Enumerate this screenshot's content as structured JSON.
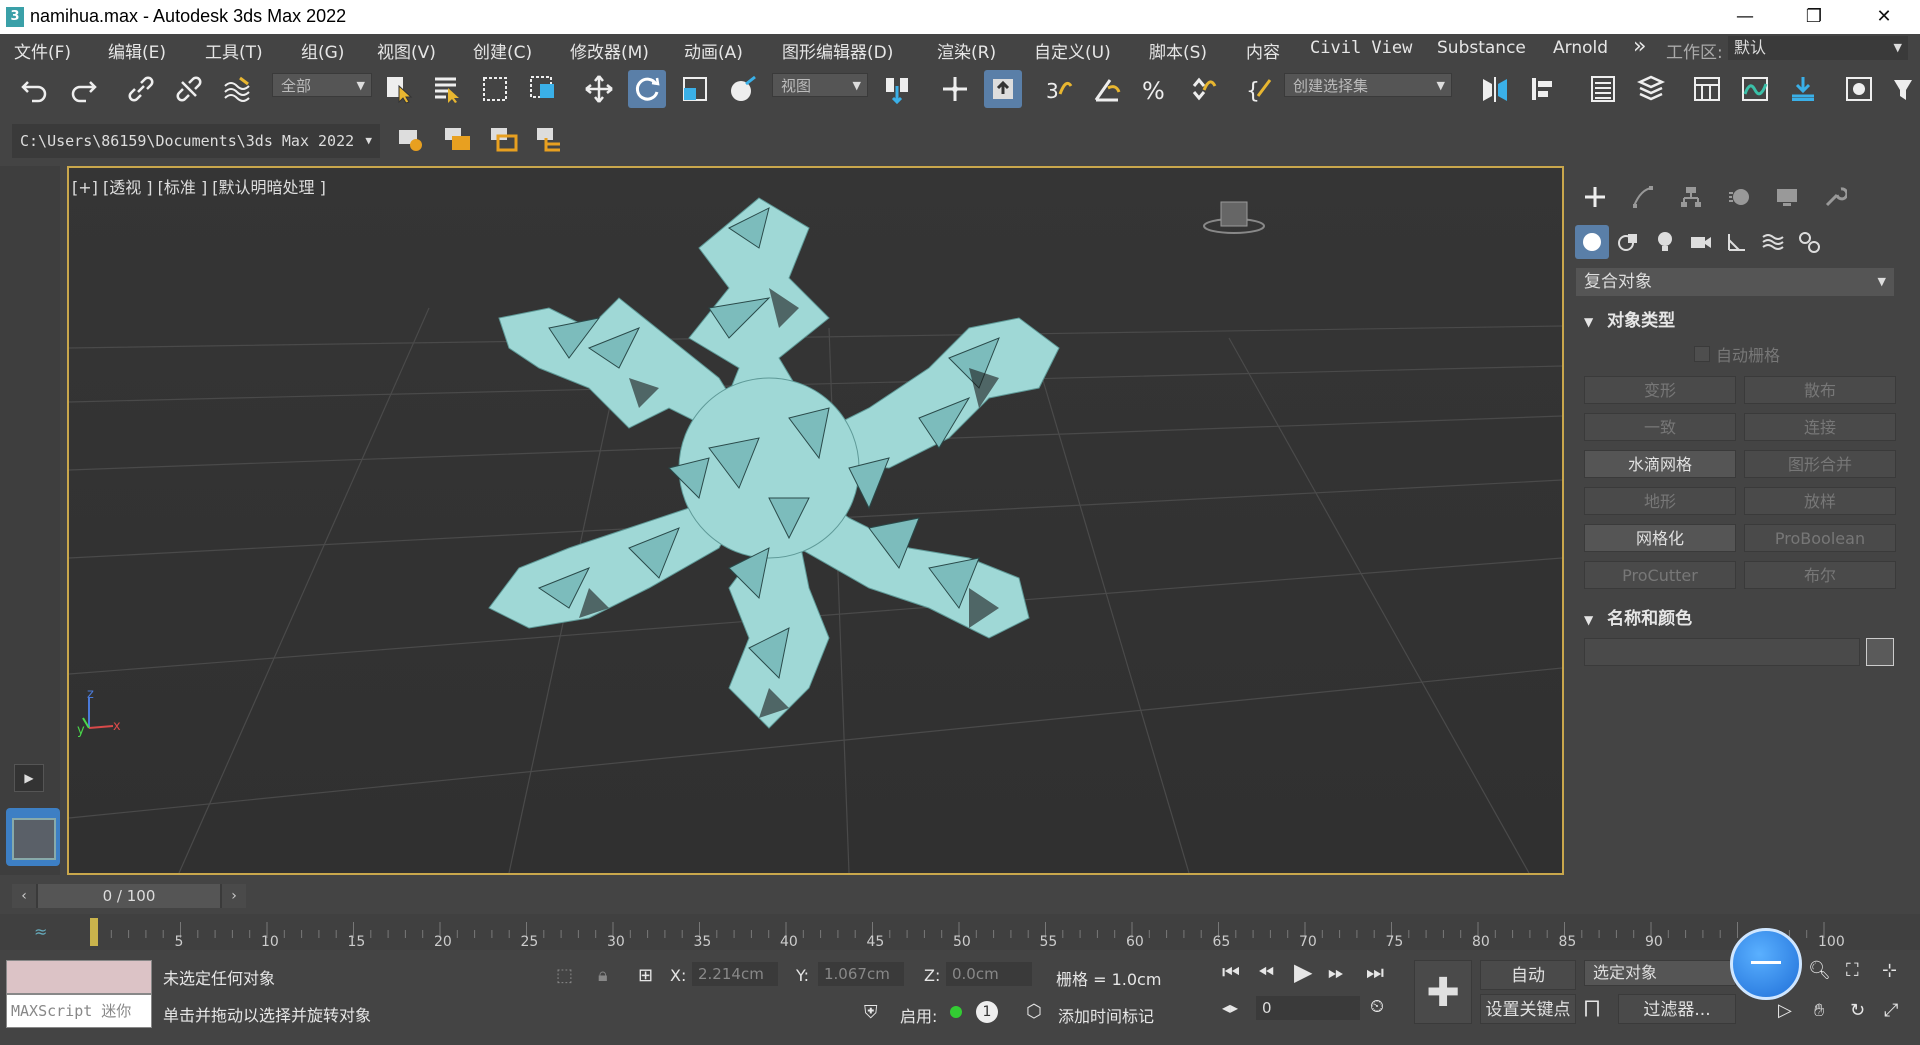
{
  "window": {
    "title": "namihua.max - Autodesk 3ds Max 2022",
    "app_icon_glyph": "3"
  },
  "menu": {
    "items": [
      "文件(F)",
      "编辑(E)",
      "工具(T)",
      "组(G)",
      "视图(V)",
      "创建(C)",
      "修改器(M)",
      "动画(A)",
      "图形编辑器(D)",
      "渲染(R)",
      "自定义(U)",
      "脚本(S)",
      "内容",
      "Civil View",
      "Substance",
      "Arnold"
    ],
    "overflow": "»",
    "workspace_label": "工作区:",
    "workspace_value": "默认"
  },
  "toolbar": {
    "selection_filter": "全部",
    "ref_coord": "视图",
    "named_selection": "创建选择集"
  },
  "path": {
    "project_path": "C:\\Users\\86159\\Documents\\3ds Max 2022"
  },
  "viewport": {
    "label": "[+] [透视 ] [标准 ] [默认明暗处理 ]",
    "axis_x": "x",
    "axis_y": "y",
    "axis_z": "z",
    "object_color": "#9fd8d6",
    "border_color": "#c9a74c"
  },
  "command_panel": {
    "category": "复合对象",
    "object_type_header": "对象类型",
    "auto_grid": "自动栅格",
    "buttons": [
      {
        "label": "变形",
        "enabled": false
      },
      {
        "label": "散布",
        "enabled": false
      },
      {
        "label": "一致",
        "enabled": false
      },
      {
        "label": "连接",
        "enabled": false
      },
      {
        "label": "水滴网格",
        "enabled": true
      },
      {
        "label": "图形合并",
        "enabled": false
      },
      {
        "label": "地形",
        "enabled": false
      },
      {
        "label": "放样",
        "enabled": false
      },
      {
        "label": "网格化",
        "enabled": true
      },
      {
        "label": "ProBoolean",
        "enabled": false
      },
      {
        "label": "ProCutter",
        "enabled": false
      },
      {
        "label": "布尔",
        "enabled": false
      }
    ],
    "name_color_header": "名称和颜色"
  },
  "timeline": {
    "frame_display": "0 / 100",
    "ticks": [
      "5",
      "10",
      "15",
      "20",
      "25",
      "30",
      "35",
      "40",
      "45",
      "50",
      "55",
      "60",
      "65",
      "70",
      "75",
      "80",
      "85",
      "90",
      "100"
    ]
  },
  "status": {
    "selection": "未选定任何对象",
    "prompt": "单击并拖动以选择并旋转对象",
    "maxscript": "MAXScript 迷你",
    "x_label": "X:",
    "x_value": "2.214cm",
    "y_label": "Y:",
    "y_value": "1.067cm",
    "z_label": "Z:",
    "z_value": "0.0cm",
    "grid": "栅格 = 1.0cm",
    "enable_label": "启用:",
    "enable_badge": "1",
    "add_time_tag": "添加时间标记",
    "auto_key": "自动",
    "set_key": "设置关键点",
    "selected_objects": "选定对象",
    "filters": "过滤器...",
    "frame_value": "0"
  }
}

• _Task prompt_
Retype the data above exactly; pictures are not part of the copy.

• _Response below_
Enumerate this screenshot's content as structured JSON.
{
  "window": {
    "title": "namihua.max - Autodesk 3ds Max 2022",
    "app_icon_glyph": "3"
  },
  "menu": {
    "items": [
      "文件(F)",
      "编辑(E)",
      "工具(T)",
      "组(G)",
      "视图(V)",
      "创建(C)",
      "修改器(M)",
      "动画(A)",
      "图形编辑器(D)",
      "渲染(R)",
      "自定义(U)",
      "脚本(S)",
      "内容",
      "Civil View",
      "Substance",
      "Arnold"
    ],
    "overflow": "»",
    "workspace_label": "工作区:",
    "workspace_value": "默认"
  },
  "toolbar": {
    "selection_filter": "全部",
    "ref_coord": "视图",
    "named_selection": "创建选择集"
  },
  "path": {
    "project_path": "C:\\Users\\86159\\Documents\\3ds Max 2022"
  },
  "viewport": {
    "label": "[+] [透视 ] [标准 ] [默认明暗处理 ]",
    "axis_x": "x",
    "axis_y": "y",
    "axis_z": "z",
    "object_color": "#9fd8d6",
    "border_color": "#c9a74c"
  },
  "command_panel": {
    "category": "复合对象",
    "object_type_header": "对象类型",
    "auto_grid": "自动栅格",
    "buttons": [
      {
        "label": "变形",
        "enabled": false
      },
      {
        "label": "散布",
        "enabled": false
      },
      {
        "label": "一致",
        "enabled": false
      },
      {
        "label": "连接",
        "enabled": false
      },
      {
        "label": "水滴网格",
        "enabled": true
      },
      {
        "label": "图形合并",
        "enabled": false
      },
      {
        "label": "地形",
        "enabled": false
      },
      {
        "label": "放样",
        "enabled": false
      },
      {
        "label": "网格化",
        "enabled": true
      },
      {
        "label": "ProBoolean",
        "enabled": false
      },
      {
        "label": "ProCutter",
        "enabled": false
      },
      {
        "label": "布尔",
        "enabled": false
      }
    ],
    "name_color_header": "名称和颜色"
  },
  "timeline": {
    "frame_display": "0 / 100",
    "ticks": [
      "5",
      "10",
      "15",
      "20",
      "25",
      "30",
      "35",
      "40",
      "45",
      "50",
      "55",
      "60",
      "65",
      "70",
      "75",
      "80",
      "85",
      "90",
      "100"
    ]
  },
  "status": {
    "selection": "未选定任何对象",
    "prompt": "单击并拖动以选择并旋转对象",
    "maxscript": "MAXScript 迷你",
    "x_label": "X:",
    "x_value": "2.214cm",
    "y_label": "Y:",
    "y_value": "1.067cm",
    "z_label": "Z:",
    "z_value": "0.0cm",
    "grid": "栅格 = 1.0cm",
    "enable_label": "启用:",
    "enable_badge": "1",
    "add_time_tag": "添加时间标记",
    "auto_key": "自动",
    "set_key": "设置关键点",
    "selected_objects": "选定对象",
    "filters": "过滤器...",
    "frame_value": "0"
  }
}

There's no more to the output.